* _Exercise_
Write out, precisely and in full, each line of the material.

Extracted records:
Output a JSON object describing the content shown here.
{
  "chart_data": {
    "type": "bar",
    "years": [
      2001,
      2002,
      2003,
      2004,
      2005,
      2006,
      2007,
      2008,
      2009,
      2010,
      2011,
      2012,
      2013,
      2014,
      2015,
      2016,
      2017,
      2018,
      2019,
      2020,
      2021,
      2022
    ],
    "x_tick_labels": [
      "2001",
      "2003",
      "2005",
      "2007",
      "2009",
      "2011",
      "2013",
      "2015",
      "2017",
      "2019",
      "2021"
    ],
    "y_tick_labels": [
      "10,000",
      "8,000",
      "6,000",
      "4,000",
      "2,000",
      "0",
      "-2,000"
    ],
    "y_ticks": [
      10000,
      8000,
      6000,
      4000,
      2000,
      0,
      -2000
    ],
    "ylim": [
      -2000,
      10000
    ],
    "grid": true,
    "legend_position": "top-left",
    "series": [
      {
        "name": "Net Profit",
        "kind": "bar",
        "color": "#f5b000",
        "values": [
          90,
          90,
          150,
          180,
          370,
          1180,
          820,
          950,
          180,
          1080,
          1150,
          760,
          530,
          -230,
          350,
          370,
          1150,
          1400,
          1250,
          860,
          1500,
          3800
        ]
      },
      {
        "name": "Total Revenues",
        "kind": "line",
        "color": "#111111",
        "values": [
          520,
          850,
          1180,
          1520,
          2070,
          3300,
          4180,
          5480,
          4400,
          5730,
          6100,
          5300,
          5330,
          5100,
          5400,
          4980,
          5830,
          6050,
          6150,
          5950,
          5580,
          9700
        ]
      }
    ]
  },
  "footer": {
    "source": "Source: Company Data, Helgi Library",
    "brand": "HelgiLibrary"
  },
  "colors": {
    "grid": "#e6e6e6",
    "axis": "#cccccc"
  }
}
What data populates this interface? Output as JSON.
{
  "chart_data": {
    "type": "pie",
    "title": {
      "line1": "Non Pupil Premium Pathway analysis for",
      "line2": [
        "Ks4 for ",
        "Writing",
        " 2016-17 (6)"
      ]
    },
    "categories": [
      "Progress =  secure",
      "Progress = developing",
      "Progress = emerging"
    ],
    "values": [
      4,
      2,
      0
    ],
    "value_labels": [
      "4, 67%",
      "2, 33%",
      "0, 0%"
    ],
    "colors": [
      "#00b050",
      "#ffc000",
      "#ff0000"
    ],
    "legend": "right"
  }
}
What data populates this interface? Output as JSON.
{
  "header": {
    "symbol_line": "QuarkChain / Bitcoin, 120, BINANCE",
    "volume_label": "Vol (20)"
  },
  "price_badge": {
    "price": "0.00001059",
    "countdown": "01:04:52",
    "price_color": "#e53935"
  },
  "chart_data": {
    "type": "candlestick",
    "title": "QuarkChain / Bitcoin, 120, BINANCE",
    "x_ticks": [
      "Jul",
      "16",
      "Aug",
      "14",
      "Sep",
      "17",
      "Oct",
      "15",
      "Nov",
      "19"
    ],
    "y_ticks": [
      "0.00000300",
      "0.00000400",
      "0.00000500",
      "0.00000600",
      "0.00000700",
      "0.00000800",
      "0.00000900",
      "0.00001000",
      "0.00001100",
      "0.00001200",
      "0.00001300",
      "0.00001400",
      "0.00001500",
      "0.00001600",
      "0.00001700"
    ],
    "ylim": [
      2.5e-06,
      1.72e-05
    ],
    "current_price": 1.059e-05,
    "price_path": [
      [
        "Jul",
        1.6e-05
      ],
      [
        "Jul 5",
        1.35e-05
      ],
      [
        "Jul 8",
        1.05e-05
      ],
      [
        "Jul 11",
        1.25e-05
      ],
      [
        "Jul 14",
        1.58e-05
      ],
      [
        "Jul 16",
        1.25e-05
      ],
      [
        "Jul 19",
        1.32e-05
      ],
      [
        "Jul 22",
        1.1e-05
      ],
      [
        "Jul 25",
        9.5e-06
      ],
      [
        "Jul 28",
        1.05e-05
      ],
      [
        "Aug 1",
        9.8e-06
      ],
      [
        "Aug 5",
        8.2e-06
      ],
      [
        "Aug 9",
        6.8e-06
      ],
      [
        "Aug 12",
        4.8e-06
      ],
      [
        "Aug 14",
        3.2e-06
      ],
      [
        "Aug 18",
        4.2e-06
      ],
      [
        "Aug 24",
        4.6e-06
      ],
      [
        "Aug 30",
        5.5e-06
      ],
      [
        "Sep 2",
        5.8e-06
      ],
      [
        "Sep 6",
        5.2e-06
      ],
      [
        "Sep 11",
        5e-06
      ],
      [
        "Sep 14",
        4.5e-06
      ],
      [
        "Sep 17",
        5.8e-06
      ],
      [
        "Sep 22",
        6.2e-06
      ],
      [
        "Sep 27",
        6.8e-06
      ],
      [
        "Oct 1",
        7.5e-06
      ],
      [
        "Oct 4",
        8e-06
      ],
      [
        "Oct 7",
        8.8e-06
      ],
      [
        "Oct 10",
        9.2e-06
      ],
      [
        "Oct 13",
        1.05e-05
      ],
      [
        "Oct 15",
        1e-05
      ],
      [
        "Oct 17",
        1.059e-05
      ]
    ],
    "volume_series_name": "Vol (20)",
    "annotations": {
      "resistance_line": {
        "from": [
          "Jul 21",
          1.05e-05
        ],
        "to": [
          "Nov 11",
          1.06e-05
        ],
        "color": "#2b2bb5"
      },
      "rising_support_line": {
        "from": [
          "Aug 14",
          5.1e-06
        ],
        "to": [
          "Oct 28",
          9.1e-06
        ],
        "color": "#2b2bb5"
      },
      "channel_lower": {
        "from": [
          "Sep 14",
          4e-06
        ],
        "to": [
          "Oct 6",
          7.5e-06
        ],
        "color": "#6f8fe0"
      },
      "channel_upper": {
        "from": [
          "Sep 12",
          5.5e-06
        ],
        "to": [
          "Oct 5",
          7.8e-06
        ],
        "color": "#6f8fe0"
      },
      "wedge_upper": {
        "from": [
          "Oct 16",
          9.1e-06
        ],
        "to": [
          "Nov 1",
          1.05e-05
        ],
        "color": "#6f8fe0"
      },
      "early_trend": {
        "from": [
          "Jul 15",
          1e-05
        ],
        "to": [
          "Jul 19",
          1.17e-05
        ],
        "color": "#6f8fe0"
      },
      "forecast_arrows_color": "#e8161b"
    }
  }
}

* _Task output_
Output a JSON object describing the content shown here.
{
  "chart_data": {
    "type": "bar",
    "years": [
      2001,
      2002,
      2003,
      2004,
      2005,
      2006,
      2007,
      2008,
      2009,
      2010,
      2011,
      2012,
      2013,
      2014,
      2015,
      2016,
      2017,
      2018,
      2019,
      2020,
      2021,
      2022
    ],
    "x_tick_labels": [
      "2001",
      "2003",
      "2005",
      "2007",
      "2009",
      "2011",
      "2013",
      "2015",
      "2017",
      "2019",
      "2021"
    ],
    "y_tick_labels": [
      "10,000",
      "8,000",
      "6,000",
      "4,000",
      "2,000",
      "0",
      "-2,000"
    ],
    "y_ticks": [
      10000,
      8000,
      6000,
      4000,
      2000,
      0,
      -2000
    ],
    "ylim": [
      -2000,
      10000
    ],
    "grid": true,
    "legend_position": "top-left",
    "series": [
      {
        "name": "Net Profit",
        "kind": "bar",
        "color": "#f5b000",
        "values": [
          90,
          90,
          150,
          180,
          370,
          1180,
          820,
          950,
          180,
          1080,
          1150,
          760,
          530,
          -230,
          350,
          370,
          1150,
          1400,
          1250,
          860,
          1500,
          3800
        ]
      },
      {
        "name": "Total Revenues",
        "kind": "line",
        "color": "#111111",
        "values": [
          520,
          850,
          1180,
          1520,
          2070,
          3300,
          4180,
          5480,
          4400,
          5730,
          6100,
          5300,
          5330,
          5100,
          5400,
          4980,
          5830,
          6050,
          6150,
          5950,
          5580,
          9700
        ]
      }
    ]
  },
  "footer": {
    "source": "Source: Company Data, Helgi Library",
    "brand": "HelgiLibrary"
  },
  "colors": {
    "grid": "#e6e6e6",
    "axis": "#cccccc"
  }
}
What data populates this interface? Output as JSON.
{
  "chart_data": {
    "type": "pie",
    "title": {
      "line1": "Non Pupil Premium Pathway analysis for",
      "line2": [
        "Ks4 for ",
        "Writing",
        " 2016-17 (6)"
      ]
    },
    "categories": [
      "Progress =  secure",
      "Progress = developing",
      "Progress = emerging"
    ],
    "values": [
      4,
      2,
      0
    ],
    "value_labels": [
      "4, 67%",
      "2, 33%",
      "0, 0%"
    ],
    "colors": [
      "#00b050",
      "#ffc000",
      "#ff0000"
    ],
    "legend": "right"
  }
}
What data populates this interface? Output as JSON.
{
  "header": {
    "symbol_line": "QuarkChain / Bitcoin, 120, BINANCE",
    "volume_label": "Vol (20)"
  },
  "price_badge": {
    "price": "0.00001059",
    "countdown": "01:04:52",
    "price_color": "#e53935"
  },
  "chart_data": {
    "type": "candlestick",
    "title": "QuarkChain / Bitcoin, 120, BINANCE",
    "x_ticks": [
      "Jul",
      "16",
      "Aug",
      "14",
      "Sep",
      "17",
      "Oct",
      "15",
      "Nov",
      "19"
    ],
    "y_ticks": [
      "0.00000300",
      "0.00000400",
      "0.00000500",
      "0.00000600",
      "0.00000700",
      "0.00000800",
      "0.00000900",
      "0.00001000",
      "0.00001100",
      "0.00001200",
      "0.00001300",
      "0.00001400",
      "0.00001500",
      "0.00001600",
      "0.00001700"
    ],
    "ylim": [
      2.5e-06,
      1.72e-05
    ],
    "current_price": 1.059e-05,
    "price_path": [
      [
        "Jul",
        1.6e-05
      ],
      [
        "Jul 5",
        1.35e-05
      ],
      [
        "Jul 8",
        1.05e-05
      ],
      [
        "Jul 11",
        1.25e-05
      ],
      [
        "Jul 14",
        1.58e-05
      ],
      [
        "Jul 16",
        1.25e-05
      ],
      [
        "Jul 19",
        1.32e-05
      ],
      [
        "Jul 22",
        1.1e-05
      ],
      [
        "Jul 25",
        9.5e-06
      ],
      [
        "Jul 28",
        1.05e-05
      ],
      [
        "Aug 1",
        9.8e-06
      ],
      [
        "Aug 5",
        8.2e-06
      ],
      [
        "Aug 9",
        6.8e-06
      ],
      [
        "Aug 12",
        4.8e-06
      ],
      [
        "Aug 14",
        3.2e-06
      ],
      [
        "Aug 18",
        4.2e-06
      ],
      [
        "Aug 24",
        4.6e-06
      ],
      [
        "Aug 30",
        5.5e-06
      ],
      [
        "Sep 2",
        5.8e-06
      ],
      [
        "Sep 6",
        5.2e-06
      ],
      [
        "Sep 11",
        5e-06
      ],
      [
        "Sep 14",
        4.5e-06
      ],
      [
        "Sep 17",
        5.8e-06
      ],
      [
        "Sep 22",
        6.2e-06
      ],
      [
        "Sep 27",
        6.8e-06
      ],
      [
        "Oct 1",
        7.5e-06
      ],
      [
        "Oct 4",
        8e-06
      ],
      [
        "Oct 7",
        8.8e-06
      ],
      [
        "Oct 10",
        9.2e-06
      ],
      [
        "Oct 13",
        1.05e-05
      ],
      [
        "Oct 15",
        1e-05
      ],
      [
        "Oct 17",
        1.059e-05
      ]
    ],
    "volume_series_name": "Vol (20)",
    "annotations": {
      "resistance_line": {
        "from": [
          "Jul 21",
          1.05e-05
        ],
        "to": [
          "Nov 11",
          1.06e-05
        ],
        "color": "#2b2bb5"
      },
      "rising_support_line": {
        "from": [
          "Aug 14",
          5.1e-06
        ],
        "to": [
          "Oct 28",
          9.1e-06
        ],
        "color": "#2b2bb5"
      },
      "channel_lower": {
        "from": [
          "Sep 14",
          4e-06
        ],
        "to": [
          "Oct 6",
          7.5e-06
        ],
        "color": "#6f8fe0"
      },
      "channel_upper": {
        "from": [
          "Sep 12",
          5.5e-06
        ],
        "to": [
          "Oct 5",
          7.8e-06
        ],
        "color": "#6f8fe0"
      },
      "wedge_upper": {
        "from": [
          "Oct 16",
          9.1e-06
        ],
        "to": [
          "Nov 1",
          1.05e-05
        ],
        "color": "#6f8fe0"
      },
      "early_trend": {
        "from": [
          "Jul 15",
          1e-05
        ],
        "to": [
          "Jul 19",
          1.17e-05
        ],
        "color": "#6f8fe0"
      },
      "forecast_arrows_color": "#e8161b"
    }
  }
}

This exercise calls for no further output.